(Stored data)

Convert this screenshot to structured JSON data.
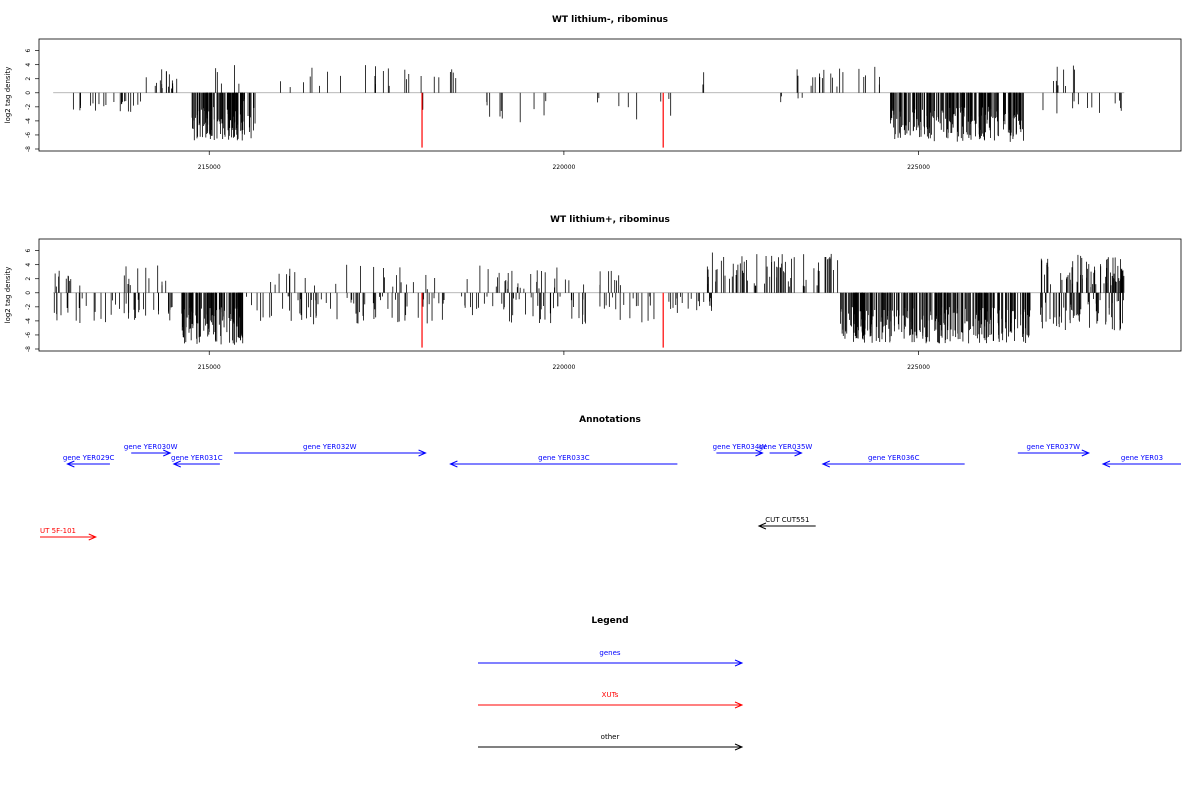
{
  "colors": {
    "gene": "#0000ff",
    "xut": "#ff0000",
    "other": "#000000",
    "baseline": "#a0a0a0",
    "bar": "#000000",
    "highlight": "#ff0000"
  },
  "chart_data": [
    {
      "type": "bar",
      "title": "WT lithium-, ribominus",
      "ylabel": "log2 tag density",
      "xlim": [
        212600,
        228700
      ],
      "ylim": [
        -8,
        6.8
      ],
      "xticks": [
        215000,
        220000,
        225000
      ],
      "yticks": [
        6,
        4,
        2,
        0,
        -2,
        -4,
        -6,
        -8
      ],
      "grid": false,
      "baseline_span": [
        212800,
        227900
      ],
      "regions": [
        {
          "start": 213050,
          "end": 213250,
          "n": 4,
          "min": 1.5,
          "max": 2.5,
          "dir": -1
        },
        {
          "start": 213250,
          "end": 213950,
          "n": 16,
          "min": 0.8,
          "max": 3.0,
          "dir": -1
        },
        {
          "start": 213950,
          "end": 214050,
          "n": 2,
          "min": 1.0,
          "max": 1.8,
          "dir": -1
        },
        {
          "start": 214100,
          "end": 214650,
          "n": 16,
          "min": 0.6,
          "max": 3.5,
          "dir": 1
        },
        {
          "start": 214750,
          "end": 215650,
          "n": 110,
          "min": 2.0,
          "max": 6.8,
          "dir": -1
        },
        {
          "start": 215000,
          "end": 218500,
          "n": 30,
          "min": 0.8,
          "max": 4.0,
          "dir": 1
        },
        {
          "start": 215100,
          "end": 215700,
          "n": 5,
          "min": 0.8,
          "max": 2.3,
          "dir": -1
        },
        {
          "start": 218000,
          "end": 218100,
          "n": 2,
          "min": 2.0,
          "max": 3.5,
          "dir": -1
        },
        {
          "start": 218900,
          "end": 219900,
          "n": 10,
          "min": 0.8,
          "max": 4.5,
          "dir": -1
        },
        {
          "start": 220400,
          "end": 221600,
          "n": 8,
          "min": 0.6,
          "max": 4.0,
          "dir": -1
        },
        {
          "start": 221900,
          "end": 222100,
          "n": 2,
          "min": 1.0,
          "max": 3.0,
          "dir": 1
        },
        {
          "start": 223100,
          "end": 224500,
          "n": 20,
          "min": 0.8,
          "max": 3.8,
          "dir": 1
        },
        {
          "start": 223000,
          "end": 223400,
          "n": 4,
          "min": 0.5,
          "max": 1.5,
          "dir": -1
        },
        {
          "start": 224600,
          "end": 226500,
          "n": 220,
          "min": 2.0,
          "max": 7.0,
          "dir": -1
        },
        {
          "start": 226600,
          "end": 227200,
          "n": 8,
          "min": 0.8,
          "max": 4.0,
          "dir": 1
        },
        {
          "start": 226700,
          "end": 227900,
          "n": 12,
          "min": 0.8,
          "max": 3.0,
          "dir": -1
        }
      ],
      "red_spikes": [
        {
          "x": 218000,
          "y": -7.8
        },
        {
          "x": 221400,
          "y": -7.8
        }
      ]
    },
    {
      "type": "bar",
      "title": "WT lithium+, ribominus",
      "ylabel": "log2 tag density",
      "xlim": [
        212600,
        228700
      ],
      "ylim": [
        -8,
        6.8
      ],
      "xticks": [
        215000,
        220000,
        225000
      ],
      "yticks": [
        6,
        4,
        2,
        0,
        -2,
        -4,
        -6,
        -8
      ],
      "grid": false,
      "baseline_span": [
        212800,
        227900
      ],
      "regions": [
        {
          "start": 212800,
          "end": 213200,
          "n": 10,
          "min": 0.8,
          "max": 3.2,
          "dir": 1
        },
        {
          "start": 212800,
          "end": 214600,
          "n": 40,
          "min": 0.8,
          "max": 4.5,
          "dir": -1
        },
        {
          "start": 213800,
          "end": 214600,
          "n": 12,
          "min": 0.8,
          "max": 4.0,
          "dir": 1
        },
        {
          "start": 214600,
          "end": 215500,
          "n": 120,
          "min": 2.0,
          "max": 7.5,
          "dir": -1
        },
        {
          "start": 215500,
          "end": 220800,
          "n": 60,
          "min": 0.5,
          "max": 4.0,
          "dir": 1
        },
        {
          "start": 215500,
          "end": 221300,
          "n": 130,
          "min": 0.5,
          "max": 4.5,
          "dir": -1
        },
        {
          "start": 221400,
          "end": 222100,
          "n": 20,
          "min": 0.5,
          "max": 3.0,
          "dir": -1
        },
        {
          "start": 222000,
          "end": 223900,
          "n": 70,
          "min": 0.8,
          "max": 5.8,
          "dir": 1
        },
        {
          "start": 223900,
          "end": 226600,
          "n": 280,
          "min": 2.0,
          "max": 7.2,
          "dir": -1
        },
        {
          "start": 226700,
          "end": 227900,
          "n": 70,
          "min": 0.8,
          "max": 5.5,
          "dir": 1
        },
        {
          "start": 226700,
          "end": 227900,
          "n": 60,
          "min": 0.8,
          "max": 5.5,
          "dir": -1
        }
      ],
      "red_spikes": [
        {
          "x": 218000,
          "y": -7.8
        },
        {
          "x": 221400,
          "y": -7.8
        }
      ]
    }
  ],
  "annotations": {
    "title": "Annotations",
    "xlim": [
      212600,
      228700
    ],
    "features": [
      {
        "label": "gene YER029C",
        "start": 213000,
        "end": 213600,
        "strand": "-",
        "type": "gene",
        "row": 1
      },
      {
        "label": "gene YER030W",
        "start": 213900,
        "end": 214450,
        "strand": "+",
        "type": "gene",
        "row": 0
      },
      {
        "label": "gene YER031C",
        "start": 214500,
        "end": 215150,
        "strand": "-",
        "type": "gene",
        "row": 1
      },
      {
        "label": "gene YER032W",
        "start": 215350,
        "end": 218050,
        "strand": "+",
        "type": "gene",
        "row": 0
      },
      {
        "label": "gene YER033C",
        "start": 218400,
        "end": 221600,
        "strand": "-",
        "type": "gene",
        "row": 1
      },
      {
        "label": "gene YER034W",
        "start": 222150,
        "end": 222800,
        "strand": "+",
        "type": "gene",
        "row": 0
      },
      {
        "label": "gene YER035W",
        "start": 222900,
        "end": 223350,
        "strand": "+",
        "type": "gene",
        "row": 0
      },
      {
        "label": "gene YER036C",
        "start": 223650,
        "end": 225650,
        "strand": "-",
        "type": "gene",
        "row": 1
      },
      {
        "label": "gene YER037W",
        "start": 226400,
        "end": 227400,
        "strand": "+",
        "type": "gene",
        "row": 0
      },
      {
        "label": "gene YER03",
        "start": 227600,
        "end": 228700,
        "strand": "-",
        "type": "gene",
        "row": 1
      },
      {
        "label": "CUT CUT551",
        "start": 222750,
        "end": 223550,
        "strand": "-",
        "type": "other",
        "row": 2
      },
      {
        "label": "UT 5F-101",
        "start": 212600,
        "end": 213400,
        "strand": "+",
        "type": "xut",
        "row": 3
      }
    ]
  },
  "legend": {
    "title": "Legend",
    "items": [
      {
        "label": "genes",
        "color_key": "gene"
      },
      {
        "label": "XUTs",
        "color_key": "xut"
      },
      {
        "label": "other",
        "color_key": "other"
      }
    ]
  }
}
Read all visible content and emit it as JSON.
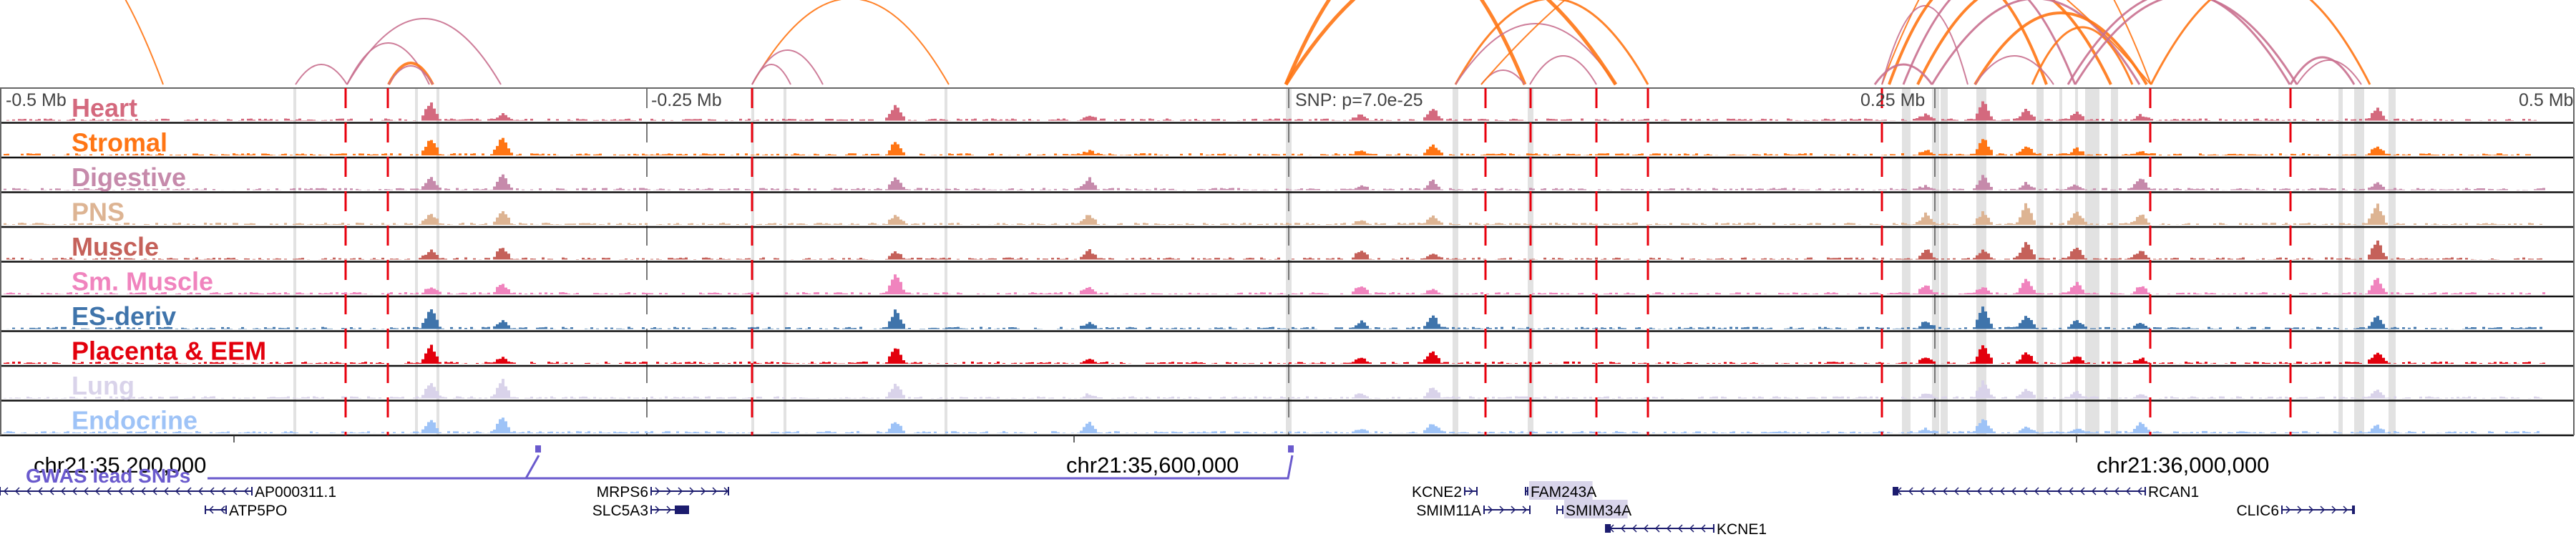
{
  "view": {
    "chrom": "chr21",
    "relative_axis": {
      "labels": [
        "-0.5 Mb",
        "-0.25 Mb",
        "0.25 Mb",
        "0.5 Mb"
      ]
    },
    "snp_label": "SNP: p=7.0e-25",
    "coordinate_ticks": [
      "chr21:35,200,000",
      "chr21:35,600,000",
      "chr21:36,000,000"
    ]
  },
  "tracks": [
    {
      "name": "Heart",
      "color": "#d4697e"
    },
    {
      "name": "Stromal",
      "color": "#ff7514"
    },
    {
      "name": "Digestive",
      "color": "#c68aab"
    },
    {
      "name": "PNS",
      "color": "#ddb493"
    },
    {
      "name": "Muscle",
      "color": "#c5615a"
    },
    {
      "name": "Sm. Muscle",
      "color": "#f084be"
    },
    {
      "name": "ES-deriv",
      "color": "#3f74ab"
    },
    {
      "name": "Placenta & EEM",
      "color": "#e3000d"
    },
    {
      "name": "Lung",
      "color": "#d9d3ea"
    },
    {
      "name": "Endocrine",
      "color": "#9ec3f7"
    }
  ],
  "gwas": {
    "title": "GWAS lead SNPs",
    "color": "#6a5acd"
  },
  "genes": [
    {
      "name": "AP000311.1",
      "strand": "-"
    },
    {
      "name": "ATP5PO",
      "strand": "-"
    },
    {
      "name": "MRPS6",
      "strand": "+"
    },
    {
      "name": "SLC5A3",
      "strand": "+"
    },
    {
      "name": "KCNE2",
      "strand": "+"
    },
    {
      "name": "SMIM11A",
      "strand": "+"
    },
    {
      "name": "FAM243A",
      "strand": "-",
      "highlighted": true
    },
    {
      "name": "SMIM34A",
      "strand": "-",
      "highlighted": true
    },
    {
      "name": "KCNE1",
      "strand": "-"
    },
    {
      "name": "RCAN1",
      "strand": "-"
    },
    {
      "name": "CLIC6",
      "strand": "+"
    }
  ],
  "colors": {
    "loop_orange": "#ff7514",
    "loop_pink": "#c9708f",
    "enhancer_red": "#e8000d",
    "highlight_gray": "#e2e2e2",
    "gene_navy": "#1c1c6e",
    "gene_highlight": "#d8d4ea"
  }
}
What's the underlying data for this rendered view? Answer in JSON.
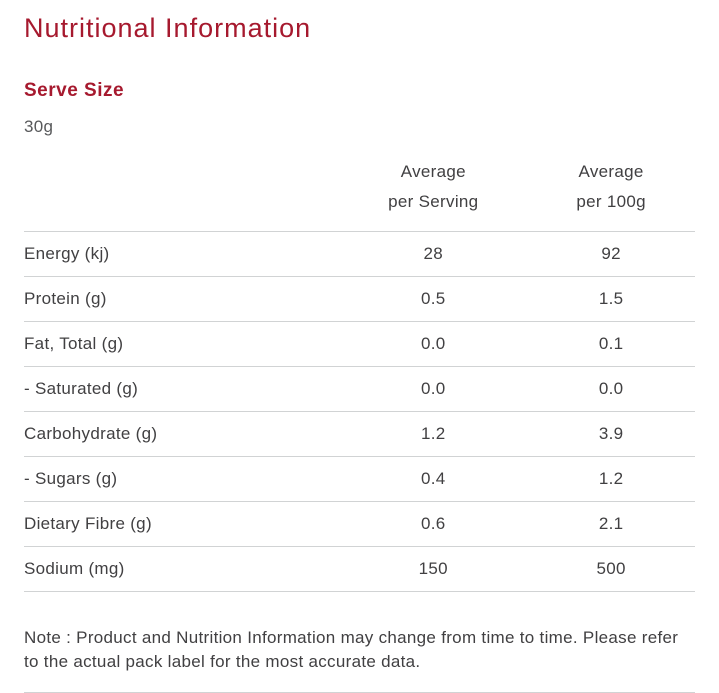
{
  "page": {
    "title": "Nutritional Information",
    "serve_size_heading": "Serve Size",
    "serve_size_value": "30g",
    "note": "Note : Product and Nutrition Information may change from time to time. Please refer to the actual pack label for the most accurate data."
  },
  "table": {
    "header": {
      "per_serving_line1": "Average",
      "per_serving_line2": "per Serving",
      "per_100g_line1": "Average",
      "per_100g_line2": "per 100g"
    },
    "rows": [
      {
        "label": "Energy (kj)",
        "per_serving": "28",
        "per_100g": "92"
      },
      {
        "label": "Protein (g)",
        "per_serving": "0.5",
        "per_100g": "1.5"
      },
      {
        "label": "Fat, Total (g)",
        "per_serving": "0.0",
        "per_100g": "0.1"
      },
      {
        "label": "- Saturated (g)",
        "per_serving": "0.0",
        "per_100g": "0.0"
      },
      {
        "label": "Carbohydrate (g)",
        "per_serving": "1.2",
        "per_100g": "3.9"
      },
      {
        "label": "- Sugars (g)",
        "per_serving": "0.4",
        "per_100g": "1.2"
      },
      {
        "label": "Dietary Fibre (g)",
        "per_serving": "0.6",
        "per_100g": "2.1"
      },
      {
        "label": "Sodium (mg)",
        "per_serving": "150",
        "per_100g": "500"
      }
    ]
  },
  "colors": {
    "accent": "#a6192e",
    "text": "#414042",
    "muted": "#58595b",
    "border": "#d1d3d4"
  }
}
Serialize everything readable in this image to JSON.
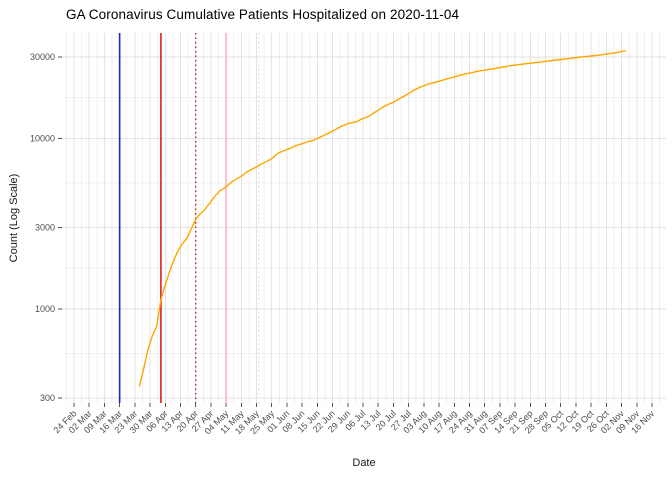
{
  "title": "GA Coronavirus Cumulative Patients Hospitalized on 2020-11-04",
  "chart_data": {
    "type": "line",
    "title": "GA Coronavirus Cumulative Patients Hospitalized on 2020-11-04",
    "xlabel": "Date",
    "ylabel": "Count (Log Scale)",
    "y_scale": "log10",
    "ylim": [
      280,
      40000
    ],
    "grid": true,
    "legend": "none",
    "colors": {
      "series_line": "#FFA500",
      "grid_major": "#E3E3E3",
      "grid_minor": "#F0F0F0",
      "axis_text": "#4D4D4D",
      "tick_mark": "#555555"
    },
    "y_ticks": [
      300,
      1000,
      3000,
      10000,
      30000
    ],
    "y_minor_ticks": [
      548,
      1732,
      5477,
      17321
    ],
    "x_axis_start_date": "2020-02-24",
    "x_tick_labels": [
      "24 Feb",
      "02 Mar",
      "09 Mar",
      "16 Mar",
      "23 Mar",
      "30 Mar",
      "06 Apr",
      "13 Apr",
      "20 Apr",
      "27 Apr",
      "04 May",
      "11 May",
      "18 May",
      "25 May",
      "01 Jun",
      "08 Jun",
      "15 Jun",
      "22 Jun",
      "29 Jun",
      "06 Jul",
      "13 Jul",
      "20 Jul",
      "27 Jul",
      "03 Aug",
      "10 Aug",
      "17 Aug",
      "24 Aug",
      "31 Aug",
      "07 Sep",
      "14 Sep",
      "21 Sep",
      "28 Sep",
      "05 Oct",
      "12 Oct",
      "19 Oct",
      "26 Oct",
      "02 Nov",
      "09 Nov",
      "16 Nov"
    ],
    "vlines": [
      {
        "name": "event-line-blue-solid",
        "date": "2020-03-16",
        "color": "#2323CE",
        "style": "solid",
        "width": 1.6
      },
      {
        "name": "event-line-red-solid",
        "date": "2020-04-04",
        "color": "#DD2020",
        "style": "solid",
        "width": 1.6
      },
      {
        "name": "event-line-red-dotted",
        "date": "2020-04-20",
        "color": "#C32222",
        "style": "dotted",
        "width": 1.4
      },
      {
        "name": "event-line-pink-solid",
        "date": "2020-05-04",
        "color": "#FFC0CB",
        "style": "solid",
        "width": 2.0
      },
      {
        "name": "event-line-pink-dotted",
        "date": "2020-05-19",
        "color": "#FFD7DE",
        "style": "dotted",
        "width": 1.6
      }
    ],
    "series": [
      {
        "name": "cumulative-patients-hospitalized",
        "color": "#FFA500",
        "points": [
          [
            "2020-03-25",
            350
          ],
          [
            "2020-03-27",
            440
          ],
          [
            "2020-03-29",
            575
          ],
          [
            "2020-03-31",
            690
          ],
          [
            "2020-04-02",
            790
          ],
          [
            "2020-04-04",
            1130
          ],
          [
            "2020-04-06",
            1390
          ],
          [
            "2020-04-09",
            1800
          ],
          [
            "2020-04-11",
            2070
          ],
          [
            "2020-04-13",
            2330
          ],
          [
            "2020-04-16",
            2600
          ],
          [
            "2020-04-18",
            2950
          ],
          [
            "2020-04-20",
            3350
          ],
          [
            "2020-04-22",
            3600
          ],
          [
            "2020-04-24",
            3800
          ],
          [
            "2020-04-27",
            4250
          ],
          [
            "2020-04-29",
            4600
          ],
          [
            "2020-05-01",
            4900
          ],
          [
            "2020-05-04",
            5200
          ],
          [
            "2020-05-07",
            5600
          ],
          [
            "2020-05-09",
            5800
          ],
          [
            "2020-05-11",
            6000
          ],
          [
            "2020-05-14",
            6400
          ],
          [
            "2020-05-16",
            6600
          ],
          [
            "2020-05-18",
            6800
          ],
          [
            "2020-05-21",
            7150
          ],
          [
            "2020-05-23",
            7350
          ],
          [
            "2020-05-25",
            7600
          ],
          [
            "2020-05-28",
            8200
          ],
          [
            "2020-05-31",
            8500
          ],
          [
            "2020-06-03",
            8800
          ],
          [
            "2020-06-05",
            9050
          ],
          [
            "2020-06-08",
            9300
          ],
          [
            "2020-06-11",
            9600
          ],
          [
            "2020-06-13",
            9700
          ],
          [
            "2020-06-15",
            10000
          ],
          [
            "2020-06-18",
            10400
          ],
          [
            "2020-06-20",
            10700
          ],
          [
            "2020-06-22",
            11000
          ],
          [
            "2020-06-25",
            11600
          ],
          [
            "2020-06-27",
            11900
          ],
          [
            "2020-06-29",
            12200
          ],
          [
            "2020-07-01",
            12350
          ],
          [
            "2020-07-03",
            12500
          ],
          [
            "2020-07-06",
            13100
          ],
          [
            "2020-07-08",
            13300
          ],
          [
            "2020-07-11",
            14100
          ],
          [
            "2020-07-13",
            14600
          ],
          [
            "2020-07-15",
            15200
          ],
          [
            "2020-07-18",
            15900
          ],
          [
            "2020-07-20",
            16300
          ],
          [
            "2020-07-22",
            16900
          ],
          [
            "2020-07-25",
            17700
          ],
          [
            "2020-07-27",
            18300
          ],
          [
            "2020-07-29",
            19000
          ],
          [
            "2020-08-01",
            19900
          ],
          [
            "2020-08-03",
            20300
          ],
          [
            "2020-08-05",
            20800
          ],
          [
            "2020-08-08",
            21300
          ],
          [
            "2020-08-10",
            21600
          ],
          [
            "2020-08-13",
            22200
          ],
          [
            "2020-08-15",
            22600
          ],
          [
            "2020-08-17",
            22900
          ],
          [
            "2020-08-20",
            23500
          ],
          [
            "2020-08-22",
            23800
          ],
          [
            "2020-08-24",
            24100
          ],
          [
            "2020-08-27",
            24600
          ],
          [
            "2020-08-29",
            24900
          ],
          [
            "2020-08-31",
            25100
          ],
          [
            "2020-09-03",
            25500
          ],
          [
            "2020-09-05",
            25700
          ],
          [
            "2020-09-07",
            26000
          ],
          [
            "2020-09-10",
            26400
          ],
          [
            "2020-09-12",
            26700
          ],
          [
            "2020-09-14",
            26900
          ],
          [
            "2020-09-17",
            27200
          ],
          [
            "2020-09-19",
            27400
          ],
          [
            "2020-09-21",
            27600
          ],
          [
            "2020-09-24",
            27900
          ],
          [
            "2020-09-26",
            28000
          ],
          [
            "2020-09-28",
            28300
          ],
          [
            "2020-10-01",
            28600
          ],
          [
            "2020-10-03",
            28800
          ],
          [
            "2020-10-05",
            29000
          ],
          [
            "2020-10-08",
            29300
          ],
          [
            "2020-10-10",
            29500
          ],
          [
            "2020-10-12",
            29700
          ],
          [
            "2020-10-15",
            30100
          ],
          [
            "2020-10-17",
            30200
          ],
          [
            "2020-10-19",
            30400
          ],
          [
            "2020-10-22",
            30700
          ],
          [
            "2020-10-24",
            30900
          ],
          [
            "2020-10-26",
            31200
          ],
          [
            "2020-10-29",
            31600
          ],
          [
            "2020-10-31",
            31900
          ],
          [
            "2020-11-02",
            32300
          ],
          [
            "2020-11-04",
            32700
          ]
        ]
      }
    ]
  }
}
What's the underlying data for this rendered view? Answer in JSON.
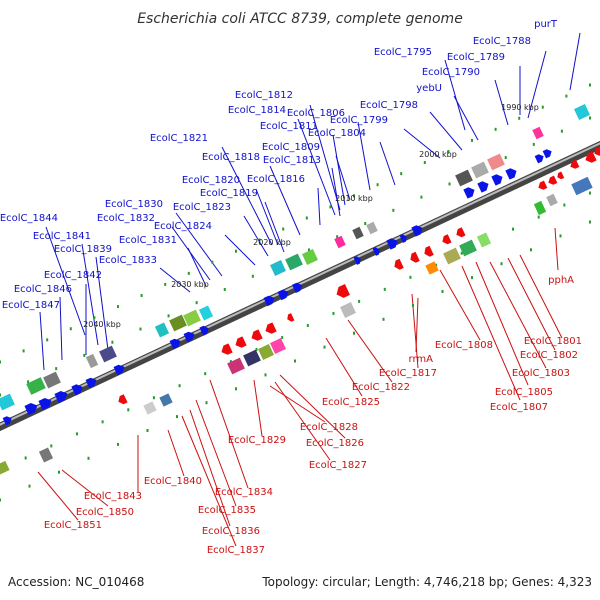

_TASK DETAILS_
In how many lines of the records does the word "Average" appear? Give the number alone.

_RESPONSE FOR THIS EXERCISE_
2